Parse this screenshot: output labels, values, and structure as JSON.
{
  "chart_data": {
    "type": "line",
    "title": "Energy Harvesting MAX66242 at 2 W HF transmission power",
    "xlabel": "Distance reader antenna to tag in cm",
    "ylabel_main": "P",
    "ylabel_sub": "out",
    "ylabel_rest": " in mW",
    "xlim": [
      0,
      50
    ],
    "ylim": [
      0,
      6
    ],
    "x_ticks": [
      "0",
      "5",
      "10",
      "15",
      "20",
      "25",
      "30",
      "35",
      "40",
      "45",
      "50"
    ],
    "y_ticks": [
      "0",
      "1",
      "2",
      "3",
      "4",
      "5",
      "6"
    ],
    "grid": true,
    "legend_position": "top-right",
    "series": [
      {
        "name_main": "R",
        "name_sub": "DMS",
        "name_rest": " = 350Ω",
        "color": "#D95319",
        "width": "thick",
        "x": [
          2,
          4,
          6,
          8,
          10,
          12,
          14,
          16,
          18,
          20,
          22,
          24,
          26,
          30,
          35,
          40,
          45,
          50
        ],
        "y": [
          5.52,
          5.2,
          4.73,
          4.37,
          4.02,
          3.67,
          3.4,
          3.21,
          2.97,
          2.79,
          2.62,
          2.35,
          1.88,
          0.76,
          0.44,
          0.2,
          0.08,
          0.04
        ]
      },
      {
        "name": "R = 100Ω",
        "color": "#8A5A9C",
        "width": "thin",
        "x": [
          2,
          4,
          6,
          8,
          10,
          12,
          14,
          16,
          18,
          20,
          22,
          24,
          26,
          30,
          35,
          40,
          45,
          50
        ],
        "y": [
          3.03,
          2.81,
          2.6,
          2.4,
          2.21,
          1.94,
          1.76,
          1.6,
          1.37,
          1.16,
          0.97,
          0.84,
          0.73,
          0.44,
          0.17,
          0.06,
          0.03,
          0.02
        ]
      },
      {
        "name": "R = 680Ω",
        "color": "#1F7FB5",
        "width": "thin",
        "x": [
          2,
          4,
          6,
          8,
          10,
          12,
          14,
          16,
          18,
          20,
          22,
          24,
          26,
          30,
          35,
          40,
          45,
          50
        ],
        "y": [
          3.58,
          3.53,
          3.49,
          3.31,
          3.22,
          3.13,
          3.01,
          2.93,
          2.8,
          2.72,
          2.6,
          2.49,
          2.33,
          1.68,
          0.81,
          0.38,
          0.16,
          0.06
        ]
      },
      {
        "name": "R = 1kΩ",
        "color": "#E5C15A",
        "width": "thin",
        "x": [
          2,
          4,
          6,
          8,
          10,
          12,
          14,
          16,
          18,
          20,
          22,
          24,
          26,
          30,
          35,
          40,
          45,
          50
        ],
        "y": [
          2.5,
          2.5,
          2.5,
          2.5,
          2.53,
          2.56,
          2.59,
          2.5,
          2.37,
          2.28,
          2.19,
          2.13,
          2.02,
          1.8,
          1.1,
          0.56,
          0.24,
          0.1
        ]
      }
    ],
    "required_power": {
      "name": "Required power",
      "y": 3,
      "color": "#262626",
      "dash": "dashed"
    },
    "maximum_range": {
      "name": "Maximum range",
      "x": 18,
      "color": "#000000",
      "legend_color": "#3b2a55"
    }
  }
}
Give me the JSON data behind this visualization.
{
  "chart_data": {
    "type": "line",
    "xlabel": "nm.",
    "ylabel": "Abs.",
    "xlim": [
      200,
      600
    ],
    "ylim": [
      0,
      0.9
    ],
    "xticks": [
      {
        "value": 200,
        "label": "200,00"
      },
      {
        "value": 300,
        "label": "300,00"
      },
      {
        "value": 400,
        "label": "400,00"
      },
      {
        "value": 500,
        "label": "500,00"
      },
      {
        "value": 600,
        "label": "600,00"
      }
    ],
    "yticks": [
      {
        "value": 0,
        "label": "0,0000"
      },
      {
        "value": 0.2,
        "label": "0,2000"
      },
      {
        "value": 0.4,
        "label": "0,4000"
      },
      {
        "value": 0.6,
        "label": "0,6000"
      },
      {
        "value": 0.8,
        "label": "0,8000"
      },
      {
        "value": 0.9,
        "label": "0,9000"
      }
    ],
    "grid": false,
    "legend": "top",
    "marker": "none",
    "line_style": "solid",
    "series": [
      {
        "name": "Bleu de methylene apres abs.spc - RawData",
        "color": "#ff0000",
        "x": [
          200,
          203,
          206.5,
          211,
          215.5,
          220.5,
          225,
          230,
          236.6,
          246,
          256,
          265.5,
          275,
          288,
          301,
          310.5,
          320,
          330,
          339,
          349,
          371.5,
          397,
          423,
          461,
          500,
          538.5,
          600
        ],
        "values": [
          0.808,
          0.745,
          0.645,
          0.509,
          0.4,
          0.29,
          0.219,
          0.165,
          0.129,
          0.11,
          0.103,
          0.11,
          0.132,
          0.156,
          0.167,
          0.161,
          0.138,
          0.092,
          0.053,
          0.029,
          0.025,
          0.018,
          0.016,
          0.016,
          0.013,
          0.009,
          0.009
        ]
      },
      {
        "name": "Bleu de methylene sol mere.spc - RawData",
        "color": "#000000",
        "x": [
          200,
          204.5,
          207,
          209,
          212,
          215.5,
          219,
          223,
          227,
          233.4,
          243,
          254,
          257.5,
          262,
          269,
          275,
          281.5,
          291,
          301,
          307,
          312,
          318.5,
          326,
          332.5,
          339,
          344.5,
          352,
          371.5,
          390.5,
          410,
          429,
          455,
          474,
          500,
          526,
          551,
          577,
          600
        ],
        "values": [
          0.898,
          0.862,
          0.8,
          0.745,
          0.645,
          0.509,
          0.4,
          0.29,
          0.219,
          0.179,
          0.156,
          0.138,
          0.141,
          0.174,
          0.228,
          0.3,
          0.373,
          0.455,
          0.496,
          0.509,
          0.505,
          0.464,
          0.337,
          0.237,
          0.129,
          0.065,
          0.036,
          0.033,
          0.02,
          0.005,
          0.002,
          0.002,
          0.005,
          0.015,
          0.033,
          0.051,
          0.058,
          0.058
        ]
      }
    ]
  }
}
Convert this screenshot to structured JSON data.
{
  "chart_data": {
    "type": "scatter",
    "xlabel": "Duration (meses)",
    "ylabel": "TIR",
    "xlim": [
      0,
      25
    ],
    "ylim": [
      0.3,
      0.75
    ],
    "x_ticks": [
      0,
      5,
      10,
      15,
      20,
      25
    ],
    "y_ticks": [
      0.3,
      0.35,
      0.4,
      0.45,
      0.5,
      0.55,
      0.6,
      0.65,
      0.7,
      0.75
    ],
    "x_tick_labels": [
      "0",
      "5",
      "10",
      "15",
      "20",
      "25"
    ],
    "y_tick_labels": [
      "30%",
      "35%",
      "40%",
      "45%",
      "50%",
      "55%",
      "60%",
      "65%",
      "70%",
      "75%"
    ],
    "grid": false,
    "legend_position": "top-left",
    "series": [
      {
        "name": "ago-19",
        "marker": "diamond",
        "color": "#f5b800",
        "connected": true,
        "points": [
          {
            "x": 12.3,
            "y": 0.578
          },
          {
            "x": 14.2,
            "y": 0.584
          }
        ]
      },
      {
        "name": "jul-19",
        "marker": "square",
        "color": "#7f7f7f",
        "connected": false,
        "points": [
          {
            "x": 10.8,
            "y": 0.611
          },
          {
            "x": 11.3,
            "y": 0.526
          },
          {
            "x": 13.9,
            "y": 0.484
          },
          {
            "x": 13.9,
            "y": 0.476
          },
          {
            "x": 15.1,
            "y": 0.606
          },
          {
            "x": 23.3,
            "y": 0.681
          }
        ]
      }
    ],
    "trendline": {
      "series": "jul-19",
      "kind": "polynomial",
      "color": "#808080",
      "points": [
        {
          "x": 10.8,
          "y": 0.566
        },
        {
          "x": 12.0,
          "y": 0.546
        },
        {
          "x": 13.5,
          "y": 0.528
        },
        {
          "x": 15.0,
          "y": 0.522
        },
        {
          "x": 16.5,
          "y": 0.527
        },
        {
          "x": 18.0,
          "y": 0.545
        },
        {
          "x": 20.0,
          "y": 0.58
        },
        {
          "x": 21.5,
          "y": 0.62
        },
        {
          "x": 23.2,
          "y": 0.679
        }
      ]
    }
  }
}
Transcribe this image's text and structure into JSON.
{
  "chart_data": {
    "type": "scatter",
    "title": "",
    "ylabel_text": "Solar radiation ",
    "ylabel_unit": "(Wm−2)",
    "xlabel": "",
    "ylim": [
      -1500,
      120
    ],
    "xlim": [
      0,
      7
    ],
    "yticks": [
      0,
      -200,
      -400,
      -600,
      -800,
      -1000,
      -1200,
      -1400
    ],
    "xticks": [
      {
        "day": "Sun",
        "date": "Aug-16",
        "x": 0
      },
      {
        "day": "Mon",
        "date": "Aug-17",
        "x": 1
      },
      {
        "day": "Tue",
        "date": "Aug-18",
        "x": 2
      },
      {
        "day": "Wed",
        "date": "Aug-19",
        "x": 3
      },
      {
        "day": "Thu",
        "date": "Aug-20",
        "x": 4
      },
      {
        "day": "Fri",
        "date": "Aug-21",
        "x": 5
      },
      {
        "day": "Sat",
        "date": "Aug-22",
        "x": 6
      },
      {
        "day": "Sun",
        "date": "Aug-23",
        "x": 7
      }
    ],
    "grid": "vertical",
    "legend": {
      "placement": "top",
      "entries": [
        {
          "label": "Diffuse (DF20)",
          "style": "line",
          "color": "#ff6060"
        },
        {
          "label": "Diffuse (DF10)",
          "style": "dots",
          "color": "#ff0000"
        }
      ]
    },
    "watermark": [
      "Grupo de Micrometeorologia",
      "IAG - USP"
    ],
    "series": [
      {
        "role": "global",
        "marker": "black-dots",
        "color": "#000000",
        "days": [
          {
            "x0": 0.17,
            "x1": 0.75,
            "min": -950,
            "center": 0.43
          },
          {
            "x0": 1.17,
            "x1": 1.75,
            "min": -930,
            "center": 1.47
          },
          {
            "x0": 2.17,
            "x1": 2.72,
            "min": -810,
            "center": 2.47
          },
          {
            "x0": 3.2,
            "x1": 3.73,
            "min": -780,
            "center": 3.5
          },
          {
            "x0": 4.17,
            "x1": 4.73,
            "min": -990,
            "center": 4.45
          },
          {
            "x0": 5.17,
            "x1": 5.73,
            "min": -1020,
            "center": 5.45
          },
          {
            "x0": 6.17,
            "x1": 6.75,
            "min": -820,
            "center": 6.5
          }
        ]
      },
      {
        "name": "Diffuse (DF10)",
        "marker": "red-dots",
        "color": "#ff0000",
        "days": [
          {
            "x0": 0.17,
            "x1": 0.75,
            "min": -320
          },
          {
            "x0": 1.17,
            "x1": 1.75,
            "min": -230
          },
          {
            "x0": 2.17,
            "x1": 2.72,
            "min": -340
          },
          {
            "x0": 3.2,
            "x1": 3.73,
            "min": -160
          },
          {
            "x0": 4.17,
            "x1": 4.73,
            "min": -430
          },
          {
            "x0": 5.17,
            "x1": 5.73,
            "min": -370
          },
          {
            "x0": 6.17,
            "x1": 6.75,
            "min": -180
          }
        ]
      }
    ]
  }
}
+ + + + + + +
TASK
Each line that contains the string "xlabel" counts once; report how many such lines the entries have, giving only the number.

WRITTEN RESPONSE
4